* PROBLEM DESCRIPTION *
Scan the data beneath this task and copy each line that includes "JSON".

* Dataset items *

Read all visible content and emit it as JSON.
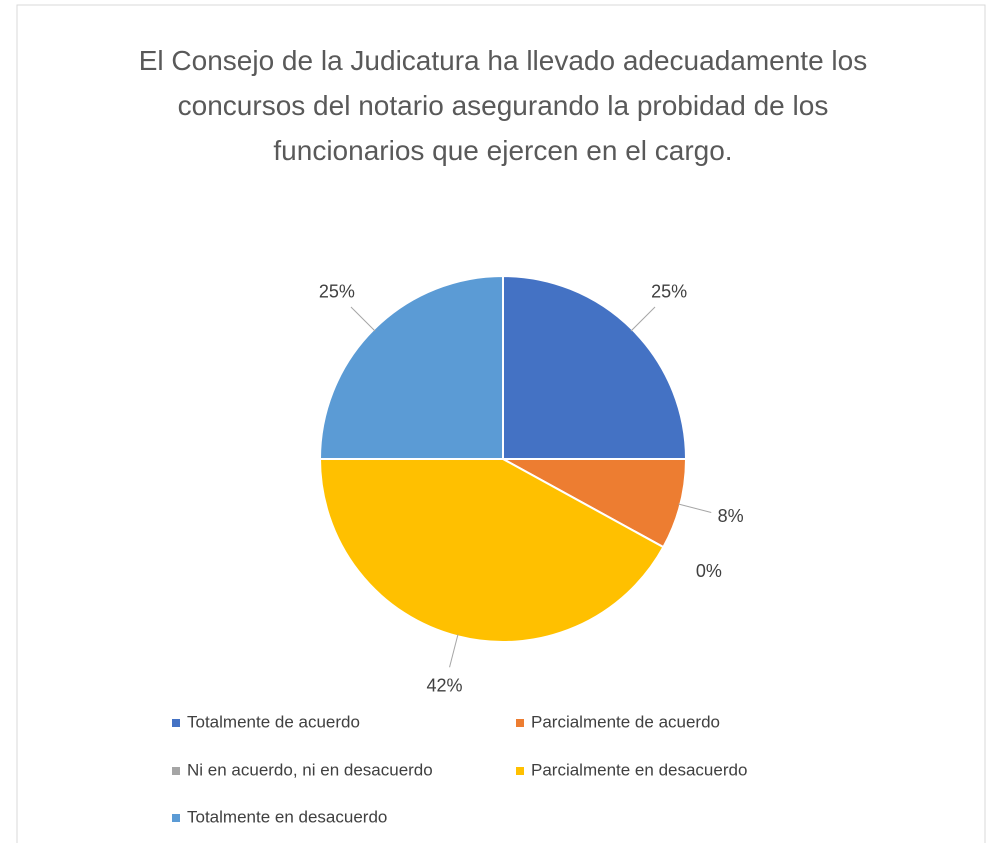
{
  "chart_data": {
    "type": "pie",
    "title": "El Consejo de la Judicatura ha llevado adecuadamente los concursos del notario asegurando la probidad de los funcionarios que ejercen en el cargo.",
    "categories": [
      "Totalmente de acuerdo",
      "Parcialmente de acuerdo",
      "Ni en acuerdo, ni en desacuerdo",
      "Parcialmente en desacuerdo",
      "Totalmente en desacuerdo"
    ],
    "values": [
      25,
      8,
      0,
      42,
      25
    ],
    "value_labels": [
      "25%",
      "8%",
      "0%",
      "42%",
      "25%"
    ],
    "colors": [
      "#4472c4",
      "#ed7d31",
      "#a5a5a5",
      "#ffc000",
      "#5b9bd5"
    ],
    "legend": "bottom"
  }
}
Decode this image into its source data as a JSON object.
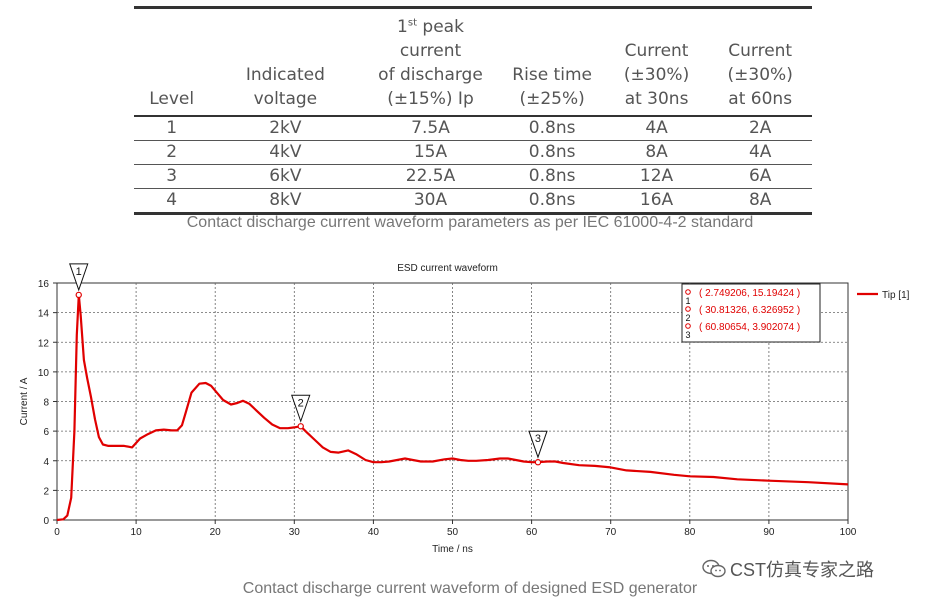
{
  "table": {
    "headers": [
      "Level",
      "Indicated voltage",
      "1st peak current of discharge (±15%) Ip",
      "Rise time (±25%)",
      "Current (±30%) at 30ns",
      "Current (±30%) at 60ns"
    ],
    "rows": [
      [
        "1",
        "2kV",
        "7.5A",
        "0.8ns",
        "4A",
        "2A"
      ],
      [
        "2",
        "4kV",
        "15A",
        "0.8ns",
        "8A",
        "4A"
      ],
      [
        "3",
        "6kV",
        "22.5A",
        "0.8ns",
        "12A",
        "6A"
      ],
      [
        "4",
        "8kV",
        "30A",
        "0.8ns",
        "16A",
        "8A"
      ]
    ]
  },
  "caption1": "Contact discharge current waveform parameters as per IEC 61000-4-2 standard",
  "caption2": "Contact discharge current waveform of designed ESD generator",
  "watermark": "CST仿真专家之路",
  "chart_data": {
    "type": "line",
    "title": "ESD current waveform",
    "xlabel": "Time / ns",
    "ylabel": "Current / A",
    "xlim": [
      0,
      100
    ],
    "ylim": [
      0,
      16
    ],
    "xticks": [
      0,
      10,
      20,
      30,
      40,
      50,
      60,
      70,
      80,
      90,
      100
    ],
    "yticks": [
      0,
      2,
      4,
      6,
      8,
      10,
      12,
      14,
      16
    ],
    "grid": true,
    "legend_position": "top-right",
    "series": [
      {
        "name": "Tip [1]",
        "color": "#e00000",
        "x": [
          0,
          0.8,
          1.3,
          1.8,
          2.2,
          2.5,
          2.75,
          3.0,
          3.4,
          3.8,
          4.3,
          4.8,
          5.3,
          5.8,
          6.5,
          7.5,
          8.5,
          9.5,
          10.5,
          11.5,
          12.5,
          13.5,
          14.5,
          15.2,
          15.8,
          16.3,
          17.0,
          18.0,
          18.8,
          19.5,
          20.2,
          21.0,
          22.0,
          22.8,
          23.5,
          24.3,
          25.2,
          26.2,
          27.2,
          28.2,
          29.2,
          30.0,
          30.8,
          31.6,
          32.6,
          33.6,
          34.6,
          35.6,
          36.8,
          37.8,
          39.0,
          40.0,
          41.0,
          42.0,
          43.0,
          44.0,
          45.0,
          46.0,
          47.5,
          49.0,
          50.0,
          51.0,
          52.0,
          53.0,
          54.5,
          56.0,
          57.0,
          58.0,
          59.0,
          60.0,
          60.8,
          62.0,
          63.0,
          64.0,
          66.0,
          68.0,
          70.0,
          72.0,
          75.0,
          78.0,
          80.0,
          83.0,
          86.0,
          90.0,
          95.0,
          100.0
        ],
        "y": [
          0,
          0.05,
          0.3,
          1.5,
          6.0,
          12.5,
          15.19,
          13.8,
          10.8,
          9.6,
          8.3,
          6.8,
          5.6,
          5.1,
          5.0,
          5.0,
          5.0,
          4.9,
          5.5,
          5.8,
          6.05,
          6.1,
          6.05,
          6.05,
          6.4,
          7.3,
          8.6,
          9.2,
          9.25,
          9.05,
          8.6,
          8.1,
          7.8,
          7.9,
          8.05,
          7.85,
          7.4,
          6.9,
          6.45,
          6.2,
          6.2,
          6.25,
          6.33,
          5.9,
          5.4,
          4.9,
          4.6,
          4.55,
          4.7,
          4.45,
          4.05,
          3.9,
          3.9,
          3.95,
          4.05,
          4.15,
          4.05,
          3.95,
          3.95,
          4.1,
          4.15,
          4.05,
          4.0,
          4.0,
          4.05,
          4.15,
          4.15,
          4.05,
          3.95,
          3.9,
          3.9,
          3.95,
          3.95,
          3.85,
          3.7,
          3.65,
          3.55,
          3.35,
          3.25,
          3.05,
          2.95,
          2.9,
          2.75,
          2.65,
          2.55,
          2.4
        ]
      }
    ],
    "markers": [
      {
        "label": "1",
        "x": 2.749206,
        "y": 15.19424,
        "text": "( 2.749206, 15.19424 )"
      },
      {
        "label": "2",
        "x": 30.81326,
        "y": 6.326952,
        "text": "( 30.81326, 6.326952 )"
      },
      {
        "label": "3",
        "x": 60.80654,
        "y": 3.902074,
        "text": "( 60.80654, 3.902074 )"
      }
    ]
  }
}
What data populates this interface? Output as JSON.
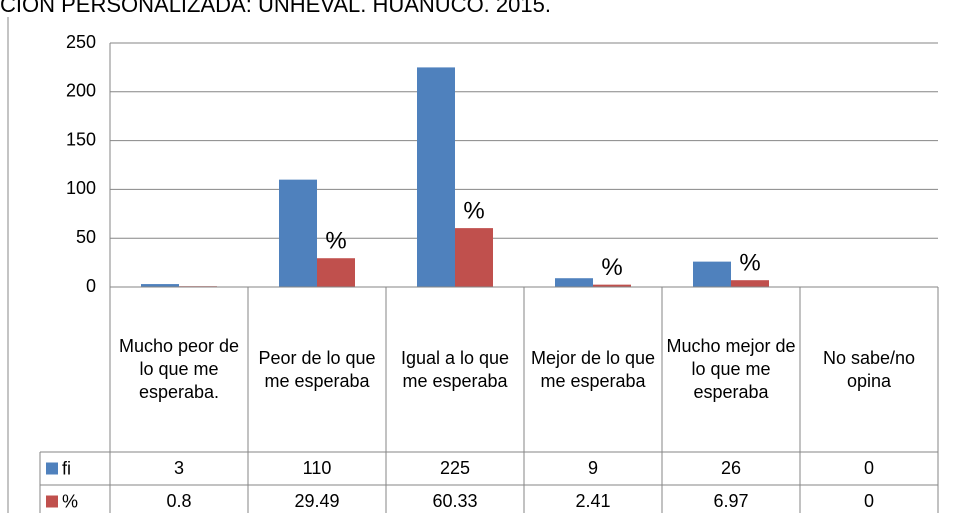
{
  "chart_data": {
    "type": "bar",
    "title": "CION PERSONALIZADA: UNHEVAL. HUANUCO. 2015.",
    "categories": [
      "Mucho peor de lo que me esperaba.",
      "Peor de lo que me esperaba",
      "Igual a lo que me esperaba",
      "Mejor de lo que me esperaba",
      "Mucho mejor de lo que me esperaba",
      "No sabe/no opina"
    ],
    "series": [
      {
        "name": "fi",
        "color": "#4f81bd",
        "values": [
          3,
          110,
          225,
          9,
          26,
          0
        ]
      },
      {
        "name": "%",
        "color": "#c0504d",
        "values": [
          0.8,
          29.49,
          60.33,
          2.41,
          6.97,
          0
        ],
        "value_labels": [
          null,
          "%",
          "%",
          "%",
          "%",
          null
        ]
      }
    ],
    "ylim": [
      0,
      250
    ],
    "yticks": [
      0,
      50,
      100,
      150,
      200,
      250
    ],
    "grid": true,
    "data_table": true
  }
}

* FULL SOLUTION *
Read all visible content and emit it as JSON.
Decode this image into its source data as a JSON object.
What data populates this interface? Output as JSON.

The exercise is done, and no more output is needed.